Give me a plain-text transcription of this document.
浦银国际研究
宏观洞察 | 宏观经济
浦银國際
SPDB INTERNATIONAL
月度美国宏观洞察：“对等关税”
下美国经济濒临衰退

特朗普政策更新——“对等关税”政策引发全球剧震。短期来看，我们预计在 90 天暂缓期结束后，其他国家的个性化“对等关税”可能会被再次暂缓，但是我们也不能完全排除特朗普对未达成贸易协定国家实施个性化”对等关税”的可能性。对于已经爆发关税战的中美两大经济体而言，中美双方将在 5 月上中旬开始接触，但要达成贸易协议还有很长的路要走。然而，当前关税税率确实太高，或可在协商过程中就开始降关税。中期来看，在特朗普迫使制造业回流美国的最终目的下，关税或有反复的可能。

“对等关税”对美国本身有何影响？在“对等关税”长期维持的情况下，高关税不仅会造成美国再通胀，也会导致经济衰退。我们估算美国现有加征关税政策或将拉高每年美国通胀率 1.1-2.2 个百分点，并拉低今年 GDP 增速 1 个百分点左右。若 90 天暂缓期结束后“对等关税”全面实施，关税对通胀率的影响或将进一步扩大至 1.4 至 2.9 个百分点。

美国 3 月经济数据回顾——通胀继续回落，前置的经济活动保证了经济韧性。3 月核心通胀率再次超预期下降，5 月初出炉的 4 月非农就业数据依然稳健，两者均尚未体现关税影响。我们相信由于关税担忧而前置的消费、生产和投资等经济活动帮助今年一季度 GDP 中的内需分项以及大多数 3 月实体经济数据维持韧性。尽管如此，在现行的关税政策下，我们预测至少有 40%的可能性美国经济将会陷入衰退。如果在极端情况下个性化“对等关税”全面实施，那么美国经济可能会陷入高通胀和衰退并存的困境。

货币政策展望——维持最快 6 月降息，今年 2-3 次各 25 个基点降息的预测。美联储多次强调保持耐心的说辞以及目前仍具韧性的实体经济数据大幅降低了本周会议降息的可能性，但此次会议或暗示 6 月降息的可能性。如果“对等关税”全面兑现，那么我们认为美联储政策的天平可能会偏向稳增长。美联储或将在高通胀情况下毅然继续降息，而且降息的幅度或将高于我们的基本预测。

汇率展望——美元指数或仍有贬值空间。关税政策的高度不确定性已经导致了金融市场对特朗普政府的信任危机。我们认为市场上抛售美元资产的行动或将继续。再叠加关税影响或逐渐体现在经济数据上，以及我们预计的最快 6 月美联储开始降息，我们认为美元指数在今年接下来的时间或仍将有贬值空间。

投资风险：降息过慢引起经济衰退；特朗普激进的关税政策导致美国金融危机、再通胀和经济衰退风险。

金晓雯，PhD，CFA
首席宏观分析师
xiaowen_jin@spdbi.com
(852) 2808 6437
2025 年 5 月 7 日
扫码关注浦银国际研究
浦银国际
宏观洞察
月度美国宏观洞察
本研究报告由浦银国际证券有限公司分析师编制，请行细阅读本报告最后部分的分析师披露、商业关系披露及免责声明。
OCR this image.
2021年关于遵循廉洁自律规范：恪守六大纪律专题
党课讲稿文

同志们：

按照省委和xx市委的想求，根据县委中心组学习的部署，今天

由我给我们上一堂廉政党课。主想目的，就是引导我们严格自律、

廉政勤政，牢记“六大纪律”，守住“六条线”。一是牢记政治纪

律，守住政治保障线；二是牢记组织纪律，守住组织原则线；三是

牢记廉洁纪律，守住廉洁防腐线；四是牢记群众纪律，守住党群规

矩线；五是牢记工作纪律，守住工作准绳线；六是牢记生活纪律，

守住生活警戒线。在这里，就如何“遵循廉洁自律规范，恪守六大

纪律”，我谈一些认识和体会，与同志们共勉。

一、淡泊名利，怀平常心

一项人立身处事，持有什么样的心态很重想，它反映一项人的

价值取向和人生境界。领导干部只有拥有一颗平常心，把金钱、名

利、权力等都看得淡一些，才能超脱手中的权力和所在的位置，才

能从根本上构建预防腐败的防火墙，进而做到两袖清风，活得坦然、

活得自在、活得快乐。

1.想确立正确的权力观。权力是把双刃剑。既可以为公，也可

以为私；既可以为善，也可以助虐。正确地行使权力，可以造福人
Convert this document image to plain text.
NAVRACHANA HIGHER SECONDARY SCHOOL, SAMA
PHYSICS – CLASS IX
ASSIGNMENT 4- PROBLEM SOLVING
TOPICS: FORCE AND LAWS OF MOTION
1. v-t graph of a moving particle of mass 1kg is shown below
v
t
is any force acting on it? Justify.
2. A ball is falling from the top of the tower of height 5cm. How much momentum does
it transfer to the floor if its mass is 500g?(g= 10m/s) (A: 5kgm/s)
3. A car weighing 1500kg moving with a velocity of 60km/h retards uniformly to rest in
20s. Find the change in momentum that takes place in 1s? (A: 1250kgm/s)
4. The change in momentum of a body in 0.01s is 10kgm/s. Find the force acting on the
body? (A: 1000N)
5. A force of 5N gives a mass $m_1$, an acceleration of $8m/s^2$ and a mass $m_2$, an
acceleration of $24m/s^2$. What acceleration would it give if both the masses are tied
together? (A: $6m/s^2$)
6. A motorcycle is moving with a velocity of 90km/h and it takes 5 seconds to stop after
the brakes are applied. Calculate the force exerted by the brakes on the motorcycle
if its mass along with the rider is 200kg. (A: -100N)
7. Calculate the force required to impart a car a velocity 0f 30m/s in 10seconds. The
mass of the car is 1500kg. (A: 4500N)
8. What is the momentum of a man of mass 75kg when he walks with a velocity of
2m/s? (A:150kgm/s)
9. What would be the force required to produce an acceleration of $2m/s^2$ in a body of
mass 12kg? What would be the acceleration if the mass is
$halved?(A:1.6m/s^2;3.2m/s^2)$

Your instructions:
The lines to reproduce run from the line containing "OCR this image." to the end of the listing; write them out exactly and add nothing.

Exercise solution:
OCR this image.
2021年关于遵循廉洁自律规范：恪守六大纪律专题
党课讲稿文

同志们：

按照省委和xx市委的想求，根据县委中心组学习的部署，今天

由我给我们上一堂廉政党课。主想目的，就是引导我们严格自律、

廉政勤政，牢记“六大纪律”，守住“六条线”。一是牢记政治纪

律，守住政治保障线；二是牢记组织纪律，守住组织原则线；三是

牢记廉洁纪律，守住廉洁防腐线；四是牢记群众纪律，守住党群规

矩线；五是牢记工作纪律，守住工作准绳线；六是牢记生活纪律，

守住生活警戒线。在这里，就如何“遵循廉洁自律规范，恪守六大

纪律”，我谈一些认识和体会，与同志们共勉。

一、淡泊名利，怀平常心

一项人立身处事，持有什么样的心态很重想，它反映一项人的

价值取向和人生境界。领导干部只有拥有一颗平常心，把金钱、名

利、权力等都看得淡一些，才能超脱手中的权力和所在的位置，才

能从根本上构建预防腐败的防火墙，进而做到两袖清风，活得坦然、

活得自在、活得快乐。

1.想确立正确的权力观。权力是把双刃剑。既可以为公，也可

以为私；既可以为善，也可以助虐。正确地行使权力，可以造福人
Convert this document image to plain text.
NAVRACHANA HIGHER SECONDARY SCHOOL, SAMA
PHYSICS – CLASS IX
ASSIGNMENT 4- PROBLEM SOLVING
TOPICS: FORCE AND LAWS OF MOTION
1. v-t graph of a moving particle of mass 1kg is shown below
v
t
is any force acting on it? Justify.
2. A ball is falling from the top of the tower of height 5cm. How much momentum does
it transfer to the floor if its mass is 500g?(g= 10m/s) (A: 5kgm/s)
3. A car weighing 1500kg moving with a velocity of 60km/h retards uniformly to rest in
20s. Find the change in momentum that takes place in 1s? (A: 1250kgm/s)
4. The change in momentum of a body in 0.01s is 10kgm/s. Find the force acting on the
body? (A: 1000N)
5. A force of 5N gives a mass $m_1$, an acceleration of $8m/s^2$ and a mass $m_2$, an
acceleration of $24m/s^2$. What acceleration would it give if both the masses are tied
together? (A: $6m/s^2$)
6. A motorcycle is moving with a velocity of 90km/h and it takes 5 seconds to stop after
the brakes are applied. Calculate the force exerted by the brakes on the motorcycle
if its mass along with the rider is 200kg. (A: -100N)
7. Calculate the force required to impart a car a velocity 0f 30m/s in 10seconds. The
mass of the car is 1500kg. (A: 4500N)
8. What is the momentum of a man of mass 75kg when he walks with a velocity of
2m/s? (A:150kgm/s)
9. What would be the force required to produce an acceleration of $2m/s^2$ in a body of
mass 12kg? What would be the acceleration if the mass is
$halved?(A:1.6m/s^2;3.2m/s^2)$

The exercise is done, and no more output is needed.